**Directive:** Which lines below hold the word "JSON"? Copy all of them.

**Records for processing:**

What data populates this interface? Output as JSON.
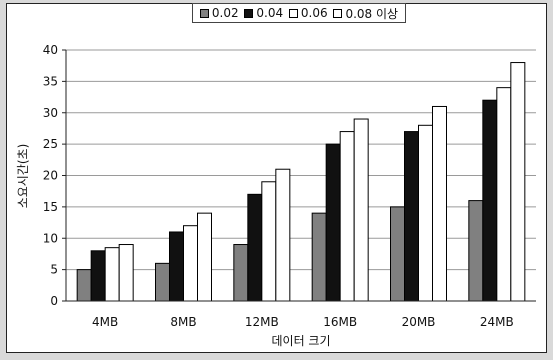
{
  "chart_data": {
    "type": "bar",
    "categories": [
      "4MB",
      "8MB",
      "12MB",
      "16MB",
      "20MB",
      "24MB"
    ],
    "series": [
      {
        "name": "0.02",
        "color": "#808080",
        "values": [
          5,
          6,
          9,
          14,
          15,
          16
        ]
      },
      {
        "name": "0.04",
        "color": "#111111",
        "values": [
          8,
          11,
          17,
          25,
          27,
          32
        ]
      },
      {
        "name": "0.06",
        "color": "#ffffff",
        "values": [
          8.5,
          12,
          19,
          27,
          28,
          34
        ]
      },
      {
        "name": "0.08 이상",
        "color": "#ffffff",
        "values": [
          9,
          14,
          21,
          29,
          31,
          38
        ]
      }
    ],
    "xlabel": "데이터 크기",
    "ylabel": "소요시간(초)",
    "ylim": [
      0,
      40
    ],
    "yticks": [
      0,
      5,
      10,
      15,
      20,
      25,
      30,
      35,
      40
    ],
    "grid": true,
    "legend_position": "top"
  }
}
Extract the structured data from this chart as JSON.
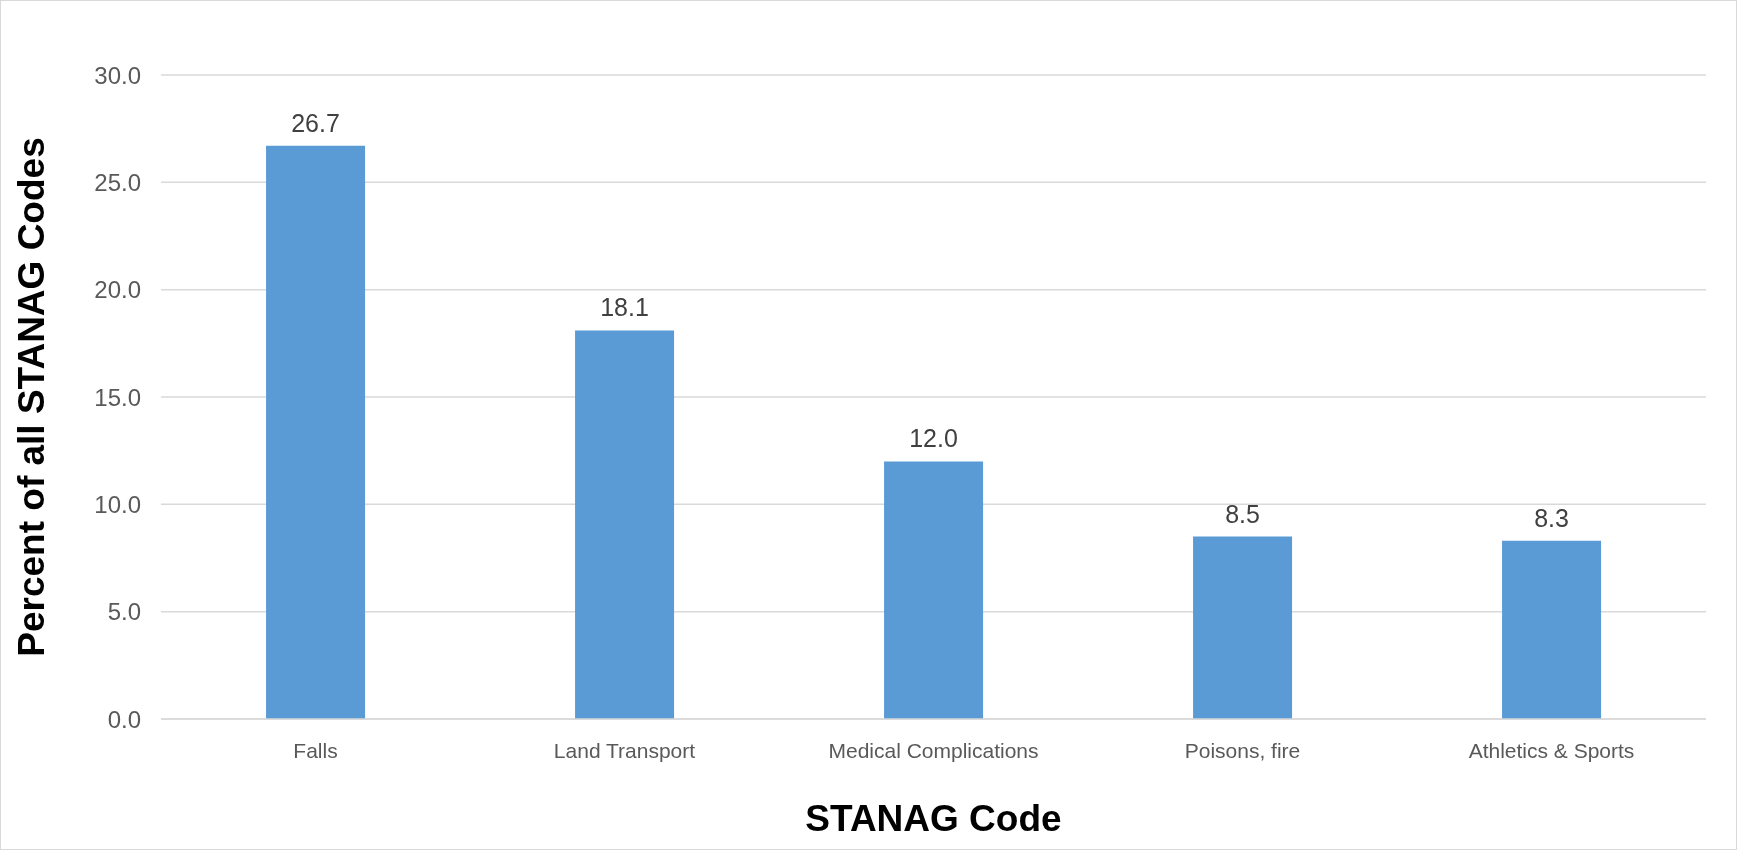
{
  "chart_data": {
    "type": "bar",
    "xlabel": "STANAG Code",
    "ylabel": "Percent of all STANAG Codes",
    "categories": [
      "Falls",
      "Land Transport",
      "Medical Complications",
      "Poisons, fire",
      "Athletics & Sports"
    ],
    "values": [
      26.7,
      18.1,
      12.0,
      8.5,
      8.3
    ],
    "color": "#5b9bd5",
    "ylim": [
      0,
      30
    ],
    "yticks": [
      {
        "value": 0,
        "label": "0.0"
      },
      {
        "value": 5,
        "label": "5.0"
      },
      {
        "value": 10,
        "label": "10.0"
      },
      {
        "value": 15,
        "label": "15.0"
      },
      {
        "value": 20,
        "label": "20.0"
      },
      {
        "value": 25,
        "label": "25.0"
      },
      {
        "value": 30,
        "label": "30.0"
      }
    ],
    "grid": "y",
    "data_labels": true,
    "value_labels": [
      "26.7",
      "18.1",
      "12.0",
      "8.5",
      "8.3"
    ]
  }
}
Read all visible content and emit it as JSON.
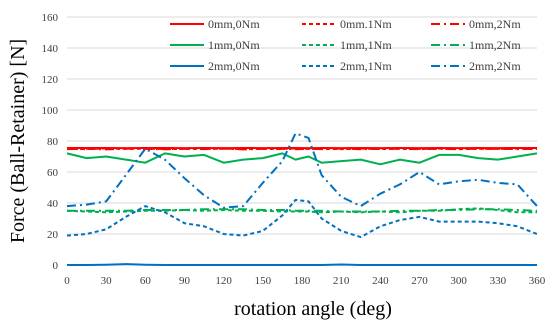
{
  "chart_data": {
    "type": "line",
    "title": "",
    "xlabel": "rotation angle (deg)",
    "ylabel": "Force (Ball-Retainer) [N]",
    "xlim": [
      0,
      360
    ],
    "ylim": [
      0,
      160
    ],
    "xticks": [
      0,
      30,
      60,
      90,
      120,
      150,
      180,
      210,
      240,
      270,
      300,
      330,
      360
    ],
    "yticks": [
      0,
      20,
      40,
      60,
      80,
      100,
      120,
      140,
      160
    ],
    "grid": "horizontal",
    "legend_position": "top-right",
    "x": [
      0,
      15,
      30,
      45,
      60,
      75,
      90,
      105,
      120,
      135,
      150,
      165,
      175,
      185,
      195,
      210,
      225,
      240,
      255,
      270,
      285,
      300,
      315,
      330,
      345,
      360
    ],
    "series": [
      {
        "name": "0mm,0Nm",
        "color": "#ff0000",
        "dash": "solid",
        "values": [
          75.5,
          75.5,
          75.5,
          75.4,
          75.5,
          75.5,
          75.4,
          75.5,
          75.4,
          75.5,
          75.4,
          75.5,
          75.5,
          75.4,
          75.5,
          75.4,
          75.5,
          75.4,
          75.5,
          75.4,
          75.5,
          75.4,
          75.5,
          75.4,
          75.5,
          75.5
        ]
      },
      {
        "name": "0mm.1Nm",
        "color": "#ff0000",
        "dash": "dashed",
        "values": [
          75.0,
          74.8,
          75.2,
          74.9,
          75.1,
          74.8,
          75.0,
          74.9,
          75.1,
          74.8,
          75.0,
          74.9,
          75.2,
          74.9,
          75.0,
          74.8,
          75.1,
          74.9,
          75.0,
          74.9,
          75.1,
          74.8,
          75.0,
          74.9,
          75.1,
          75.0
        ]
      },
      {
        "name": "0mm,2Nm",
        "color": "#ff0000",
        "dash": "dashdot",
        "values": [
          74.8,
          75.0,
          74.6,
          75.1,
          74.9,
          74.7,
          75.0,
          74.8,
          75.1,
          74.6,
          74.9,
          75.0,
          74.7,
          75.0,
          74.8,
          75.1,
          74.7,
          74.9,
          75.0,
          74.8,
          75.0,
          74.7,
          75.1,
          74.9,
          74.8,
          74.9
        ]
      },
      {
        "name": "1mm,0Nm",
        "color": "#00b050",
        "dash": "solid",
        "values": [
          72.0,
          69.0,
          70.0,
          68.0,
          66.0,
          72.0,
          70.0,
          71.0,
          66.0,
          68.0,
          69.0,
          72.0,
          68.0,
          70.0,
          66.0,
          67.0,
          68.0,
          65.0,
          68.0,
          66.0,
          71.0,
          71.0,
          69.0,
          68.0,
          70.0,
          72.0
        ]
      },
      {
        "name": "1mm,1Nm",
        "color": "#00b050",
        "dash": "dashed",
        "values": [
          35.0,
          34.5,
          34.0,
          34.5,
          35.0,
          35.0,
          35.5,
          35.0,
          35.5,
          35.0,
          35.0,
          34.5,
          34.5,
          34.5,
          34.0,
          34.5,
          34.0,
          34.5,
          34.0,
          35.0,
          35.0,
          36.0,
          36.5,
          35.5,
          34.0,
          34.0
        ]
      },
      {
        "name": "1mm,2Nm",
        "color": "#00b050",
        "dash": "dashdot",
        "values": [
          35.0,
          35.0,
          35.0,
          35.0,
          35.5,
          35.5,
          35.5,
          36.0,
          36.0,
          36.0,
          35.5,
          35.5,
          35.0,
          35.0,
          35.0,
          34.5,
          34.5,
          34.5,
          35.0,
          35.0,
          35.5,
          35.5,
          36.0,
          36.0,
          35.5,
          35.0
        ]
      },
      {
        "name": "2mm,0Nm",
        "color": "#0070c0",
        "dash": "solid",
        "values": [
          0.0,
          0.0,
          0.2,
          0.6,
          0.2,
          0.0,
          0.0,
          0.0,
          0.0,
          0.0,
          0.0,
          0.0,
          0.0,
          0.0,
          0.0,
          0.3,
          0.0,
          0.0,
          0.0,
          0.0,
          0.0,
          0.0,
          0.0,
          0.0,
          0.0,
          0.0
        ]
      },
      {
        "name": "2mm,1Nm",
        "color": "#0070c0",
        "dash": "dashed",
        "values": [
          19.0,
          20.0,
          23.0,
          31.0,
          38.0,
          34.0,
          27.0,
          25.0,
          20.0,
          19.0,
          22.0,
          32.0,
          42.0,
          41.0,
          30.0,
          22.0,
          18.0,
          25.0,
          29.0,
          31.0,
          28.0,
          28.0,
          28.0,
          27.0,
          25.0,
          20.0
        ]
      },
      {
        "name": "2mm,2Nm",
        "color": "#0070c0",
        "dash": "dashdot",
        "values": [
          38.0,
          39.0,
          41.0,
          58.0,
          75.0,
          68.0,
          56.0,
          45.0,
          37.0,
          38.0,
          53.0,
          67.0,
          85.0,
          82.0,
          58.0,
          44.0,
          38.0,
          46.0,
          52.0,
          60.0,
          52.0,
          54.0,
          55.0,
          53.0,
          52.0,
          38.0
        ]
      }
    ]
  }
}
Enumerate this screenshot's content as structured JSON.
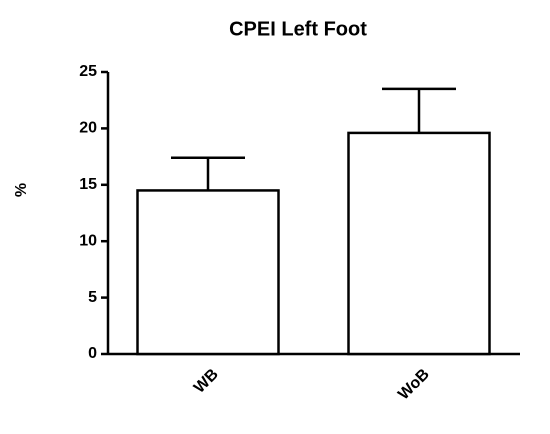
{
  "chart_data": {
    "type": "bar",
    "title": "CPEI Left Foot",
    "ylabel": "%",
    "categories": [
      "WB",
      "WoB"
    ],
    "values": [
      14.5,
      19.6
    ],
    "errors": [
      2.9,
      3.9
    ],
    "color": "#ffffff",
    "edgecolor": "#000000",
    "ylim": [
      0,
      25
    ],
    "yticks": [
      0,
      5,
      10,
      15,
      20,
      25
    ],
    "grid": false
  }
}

**Written reply:**
What data populates this interface? Output as JSON.
Extract the structured data from this chart as JSON.
Read all visible content and emit it as JSON.
Enumerate this screenshot's content as structured JSON.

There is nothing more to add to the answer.